Pick out each line in these entries that contains the string "image".

──────── LISTING

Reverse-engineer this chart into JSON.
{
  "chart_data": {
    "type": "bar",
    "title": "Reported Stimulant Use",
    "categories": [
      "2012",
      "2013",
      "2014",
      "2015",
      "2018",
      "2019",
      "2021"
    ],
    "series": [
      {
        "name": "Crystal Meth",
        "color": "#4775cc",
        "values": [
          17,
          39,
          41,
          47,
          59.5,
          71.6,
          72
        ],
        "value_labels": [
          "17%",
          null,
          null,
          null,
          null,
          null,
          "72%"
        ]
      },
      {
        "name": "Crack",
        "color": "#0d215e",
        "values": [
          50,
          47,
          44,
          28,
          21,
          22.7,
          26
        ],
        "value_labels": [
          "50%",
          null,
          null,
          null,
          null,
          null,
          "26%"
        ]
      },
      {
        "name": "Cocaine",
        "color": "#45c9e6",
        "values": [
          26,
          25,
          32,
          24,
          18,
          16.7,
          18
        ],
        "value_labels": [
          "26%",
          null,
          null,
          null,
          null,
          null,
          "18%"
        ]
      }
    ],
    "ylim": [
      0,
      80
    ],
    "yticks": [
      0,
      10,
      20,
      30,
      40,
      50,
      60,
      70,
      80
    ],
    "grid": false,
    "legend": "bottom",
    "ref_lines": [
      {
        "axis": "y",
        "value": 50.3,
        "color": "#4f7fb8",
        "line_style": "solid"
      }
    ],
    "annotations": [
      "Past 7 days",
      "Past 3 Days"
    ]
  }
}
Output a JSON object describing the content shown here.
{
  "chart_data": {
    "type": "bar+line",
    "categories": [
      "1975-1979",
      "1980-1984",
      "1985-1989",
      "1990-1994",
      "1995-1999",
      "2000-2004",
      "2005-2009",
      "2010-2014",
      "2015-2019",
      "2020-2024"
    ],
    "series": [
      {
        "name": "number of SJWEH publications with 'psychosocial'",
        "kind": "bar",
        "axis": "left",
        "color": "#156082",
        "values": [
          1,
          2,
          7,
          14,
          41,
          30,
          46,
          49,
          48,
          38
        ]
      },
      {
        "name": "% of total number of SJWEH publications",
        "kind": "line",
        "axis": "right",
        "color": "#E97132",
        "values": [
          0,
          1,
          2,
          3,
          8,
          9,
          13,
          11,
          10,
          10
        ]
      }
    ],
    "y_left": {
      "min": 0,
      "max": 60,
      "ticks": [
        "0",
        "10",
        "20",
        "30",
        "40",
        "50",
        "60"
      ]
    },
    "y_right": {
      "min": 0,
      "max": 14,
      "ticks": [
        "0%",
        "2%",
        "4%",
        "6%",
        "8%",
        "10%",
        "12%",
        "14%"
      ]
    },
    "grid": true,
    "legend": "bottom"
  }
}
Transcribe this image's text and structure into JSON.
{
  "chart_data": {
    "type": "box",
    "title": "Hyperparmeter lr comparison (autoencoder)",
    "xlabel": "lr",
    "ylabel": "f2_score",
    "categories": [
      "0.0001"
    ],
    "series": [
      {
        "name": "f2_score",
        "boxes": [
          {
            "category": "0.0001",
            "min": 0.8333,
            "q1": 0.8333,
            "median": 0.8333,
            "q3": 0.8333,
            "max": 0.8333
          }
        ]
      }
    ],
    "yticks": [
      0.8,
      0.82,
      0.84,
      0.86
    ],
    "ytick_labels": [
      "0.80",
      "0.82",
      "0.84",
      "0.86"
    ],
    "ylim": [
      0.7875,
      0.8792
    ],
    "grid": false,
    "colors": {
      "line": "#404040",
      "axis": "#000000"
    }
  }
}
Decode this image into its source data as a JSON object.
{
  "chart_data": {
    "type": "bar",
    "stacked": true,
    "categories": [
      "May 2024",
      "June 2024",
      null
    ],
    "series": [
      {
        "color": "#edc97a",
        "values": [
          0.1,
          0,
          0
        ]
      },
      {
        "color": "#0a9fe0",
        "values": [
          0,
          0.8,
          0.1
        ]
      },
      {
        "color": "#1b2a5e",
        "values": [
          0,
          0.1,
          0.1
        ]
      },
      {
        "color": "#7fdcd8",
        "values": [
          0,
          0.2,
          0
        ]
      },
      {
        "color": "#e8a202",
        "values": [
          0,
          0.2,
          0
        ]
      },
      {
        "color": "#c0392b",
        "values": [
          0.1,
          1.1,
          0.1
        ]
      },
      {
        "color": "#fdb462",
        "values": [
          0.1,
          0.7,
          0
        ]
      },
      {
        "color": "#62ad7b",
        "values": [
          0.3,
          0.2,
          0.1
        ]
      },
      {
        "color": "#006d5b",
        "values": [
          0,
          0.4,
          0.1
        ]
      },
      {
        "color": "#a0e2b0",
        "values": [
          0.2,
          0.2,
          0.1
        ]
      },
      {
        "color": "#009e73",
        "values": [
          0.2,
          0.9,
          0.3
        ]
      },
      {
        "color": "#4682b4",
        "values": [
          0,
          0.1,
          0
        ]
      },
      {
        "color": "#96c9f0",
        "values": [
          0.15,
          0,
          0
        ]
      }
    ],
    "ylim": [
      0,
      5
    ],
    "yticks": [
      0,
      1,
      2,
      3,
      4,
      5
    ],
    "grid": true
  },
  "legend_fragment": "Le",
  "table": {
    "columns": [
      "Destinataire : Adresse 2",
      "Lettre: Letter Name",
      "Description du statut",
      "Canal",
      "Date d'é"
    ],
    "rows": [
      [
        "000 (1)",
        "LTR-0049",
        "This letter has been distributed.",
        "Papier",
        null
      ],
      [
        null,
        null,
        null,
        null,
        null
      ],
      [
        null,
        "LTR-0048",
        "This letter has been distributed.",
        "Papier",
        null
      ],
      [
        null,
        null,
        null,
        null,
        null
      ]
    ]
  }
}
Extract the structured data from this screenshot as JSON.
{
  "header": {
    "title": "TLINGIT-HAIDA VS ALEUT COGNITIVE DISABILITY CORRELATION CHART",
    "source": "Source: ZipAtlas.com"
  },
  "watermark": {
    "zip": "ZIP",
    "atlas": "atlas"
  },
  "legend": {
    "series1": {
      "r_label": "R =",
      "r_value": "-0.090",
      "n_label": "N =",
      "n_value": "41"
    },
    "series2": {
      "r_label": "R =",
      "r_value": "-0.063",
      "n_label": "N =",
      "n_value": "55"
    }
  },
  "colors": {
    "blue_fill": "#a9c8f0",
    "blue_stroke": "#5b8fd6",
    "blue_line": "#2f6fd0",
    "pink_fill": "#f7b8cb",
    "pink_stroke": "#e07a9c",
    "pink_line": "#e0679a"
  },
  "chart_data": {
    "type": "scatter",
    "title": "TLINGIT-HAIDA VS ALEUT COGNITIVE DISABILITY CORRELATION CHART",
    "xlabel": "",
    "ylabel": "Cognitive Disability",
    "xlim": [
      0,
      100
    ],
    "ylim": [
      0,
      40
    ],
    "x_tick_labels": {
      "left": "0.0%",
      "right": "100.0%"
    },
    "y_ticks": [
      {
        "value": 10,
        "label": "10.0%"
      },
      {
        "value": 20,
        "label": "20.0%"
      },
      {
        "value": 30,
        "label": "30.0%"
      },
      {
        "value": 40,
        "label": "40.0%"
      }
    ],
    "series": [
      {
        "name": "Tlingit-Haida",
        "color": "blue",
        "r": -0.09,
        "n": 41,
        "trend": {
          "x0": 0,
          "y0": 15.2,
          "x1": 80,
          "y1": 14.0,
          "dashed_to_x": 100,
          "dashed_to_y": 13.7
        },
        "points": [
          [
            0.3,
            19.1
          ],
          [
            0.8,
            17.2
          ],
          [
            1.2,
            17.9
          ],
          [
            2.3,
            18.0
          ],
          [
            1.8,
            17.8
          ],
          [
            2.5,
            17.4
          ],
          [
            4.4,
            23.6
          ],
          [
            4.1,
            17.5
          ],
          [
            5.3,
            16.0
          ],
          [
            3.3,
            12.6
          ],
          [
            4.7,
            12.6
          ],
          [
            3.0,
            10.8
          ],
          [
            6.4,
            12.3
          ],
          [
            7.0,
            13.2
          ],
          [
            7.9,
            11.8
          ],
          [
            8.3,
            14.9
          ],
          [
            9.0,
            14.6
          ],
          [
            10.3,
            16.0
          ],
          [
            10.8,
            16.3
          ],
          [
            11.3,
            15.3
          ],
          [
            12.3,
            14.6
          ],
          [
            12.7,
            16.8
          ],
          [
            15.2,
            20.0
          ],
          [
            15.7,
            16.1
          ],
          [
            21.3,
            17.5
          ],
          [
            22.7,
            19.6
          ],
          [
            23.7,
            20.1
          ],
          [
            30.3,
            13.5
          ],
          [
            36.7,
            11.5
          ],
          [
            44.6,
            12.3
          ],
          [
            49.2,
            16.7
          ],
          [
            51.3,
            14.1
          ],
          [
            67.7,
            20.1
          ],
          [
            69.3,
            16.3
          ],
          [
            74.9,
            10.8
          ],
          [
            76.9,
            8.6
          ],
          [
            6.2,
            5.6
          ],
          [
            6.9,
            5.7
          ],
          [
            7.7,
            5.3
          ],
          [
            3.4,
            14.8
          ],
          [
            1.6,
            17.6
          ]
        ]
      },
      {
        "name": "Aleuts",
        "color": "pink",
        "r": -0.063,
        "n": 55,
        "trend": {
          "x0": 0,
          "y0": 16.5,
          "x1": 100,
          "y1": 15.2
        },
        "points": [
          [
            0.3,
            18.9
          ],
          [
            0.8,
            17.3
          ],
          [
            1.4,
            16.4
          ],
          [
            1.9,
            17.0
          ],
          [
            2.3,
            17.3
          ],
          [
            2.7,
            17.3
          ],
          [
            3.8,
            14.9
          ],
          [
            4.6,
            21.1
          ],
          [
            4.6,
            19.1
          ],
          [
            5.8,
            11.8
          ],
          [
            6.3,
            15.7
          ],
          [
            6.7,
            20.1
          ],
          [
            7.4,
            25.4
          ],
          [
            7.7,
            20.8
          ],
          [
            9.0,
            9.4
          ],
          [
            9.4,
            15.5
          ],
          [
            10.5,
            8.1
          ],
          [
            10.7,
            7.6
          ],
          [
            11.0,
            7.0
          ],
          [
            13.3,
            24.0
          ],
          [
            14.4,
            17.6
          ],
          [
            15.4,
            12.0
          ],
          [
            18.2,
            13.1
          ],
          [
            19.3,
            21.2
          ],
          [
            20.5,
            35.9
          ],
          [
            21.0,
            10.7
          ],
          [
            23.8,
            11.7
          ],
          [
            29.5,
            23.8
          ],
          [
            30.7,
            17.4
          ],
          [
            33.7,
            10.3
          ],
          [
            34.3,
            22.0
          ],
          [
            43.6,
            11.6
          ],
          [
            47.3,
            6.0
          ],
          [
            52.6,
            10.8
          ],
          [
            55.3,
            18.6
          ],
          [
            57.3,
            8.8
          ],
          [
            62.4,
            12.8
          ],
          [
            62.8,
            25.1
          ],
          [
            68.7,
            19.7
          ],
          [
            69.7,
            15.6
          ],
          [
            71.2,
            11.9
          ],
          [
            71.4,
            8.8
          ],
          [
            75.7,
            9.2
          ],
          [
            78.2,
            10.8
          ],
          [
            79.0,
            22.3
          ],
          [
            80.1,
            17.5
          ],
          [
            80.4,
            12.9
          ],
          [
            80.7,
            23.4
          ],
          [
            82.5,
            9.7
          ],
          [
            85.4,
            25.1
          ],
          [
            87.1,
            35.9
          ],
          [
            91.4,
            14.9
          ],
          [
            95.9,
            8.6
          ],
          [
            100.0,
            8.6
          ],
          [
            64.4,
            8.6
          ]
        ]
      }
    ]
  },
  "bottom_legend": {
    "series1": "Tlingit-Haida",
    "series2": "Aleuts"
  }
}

────────────────

--- WRITTEN SOLUTION ---
Transcribe this image's text and structure into JSON.
Decode this image into its source data as a JSON object.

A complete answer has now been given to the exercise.